What you will do → Gather all lines in the records below that include the word "dominant".

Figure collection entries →
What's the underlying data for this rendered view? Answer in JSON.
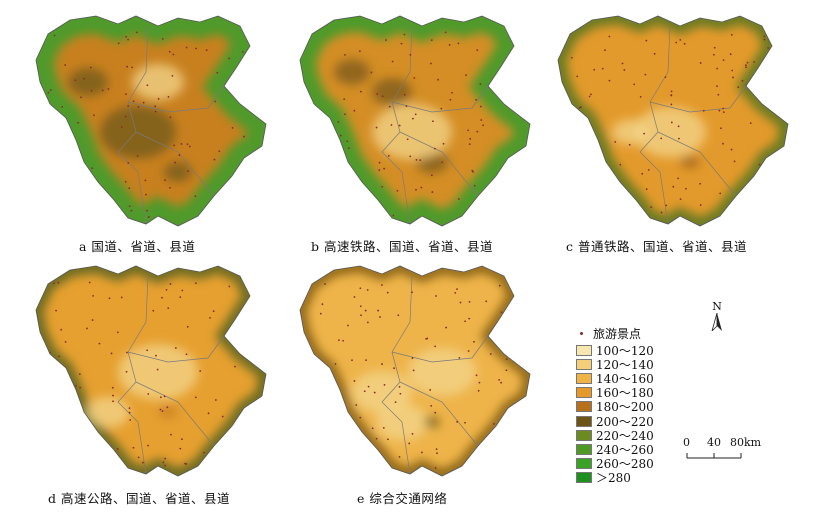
{
  "panels": [
    {
      "id": "a",
      "caption": "a 国道、省道、县道",
      "dominant": "#c8801f",
      "edge": "#4f9a2a",
      "mid": "#6f5a1e"
    },
    {
      "id": "b",
      "caption": "b 高速铁路、国道、省道、县道",
      "dominant": "#d48e25",
      "edge": "#4f9a2a",
      "mid": "#7a5a1a"
    },
    {
      "id": "c",
      "caption": "c 普通铁路、国道、省道、县道",
      "dominant": "#e39a2c",
      "edge": "#6b7a22",
      "mid": "#a6651a"
    },
    {
      "id": "d",
      "caption": "d 高速公路、国道、省道、县道",
      "dominant": "#e6a030",
      "edge": "#6b6a20",
      "mid": "#c98020"
    },
    {
      "id": "e",
      "caption": "e 综合交通网络",
      "dominant": "#eeb44a",
      "edge": "#8a6418",
      "mid": "#f3d68c"
    }
  ],
  "legend": {
    "title": "旅游景点",
    "classes": [
      {
        "label": "100～120",
        "color": "#f7e7b0"
      },
      {
        "label": "120～140",
        "color": "#f3cf7a"
      },
      {
        "label": "140～160",
        "color": "#efb445"
      },
      {
        "label": "160～180",
        "color": "#e6992b"
      },
      {
        "label": "180～200",
        "color": "#b8701c"
      },
      {
        "label": "200～220",
        "color": "#6b5416"
      },
      {
        "label": "220～240",
        "color": "#6b8a20"
      },
      {
        "label": "240～260",
        "color": "#4f9a24"
      },
      {
        "label": "260～280",
        "color": "#3aa226"
      },
      {
        "label": "＞280",
        "color": "#1f8f1f"
      }
    ]
  },
  "north_arrow": {
    "label": "N"
  },
  "scale_bar": {
    "ticks": [
      "0",
      "40",
      "80"
    ],
    "unit": "km"
  }
}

Output for this task →
      "dominant": "#c8801f",
      "dominant": "#d48e25",
      "dominant": "#e39a2c",
      "dominant": "#e6a030",
      "dominant": "#eeb44a",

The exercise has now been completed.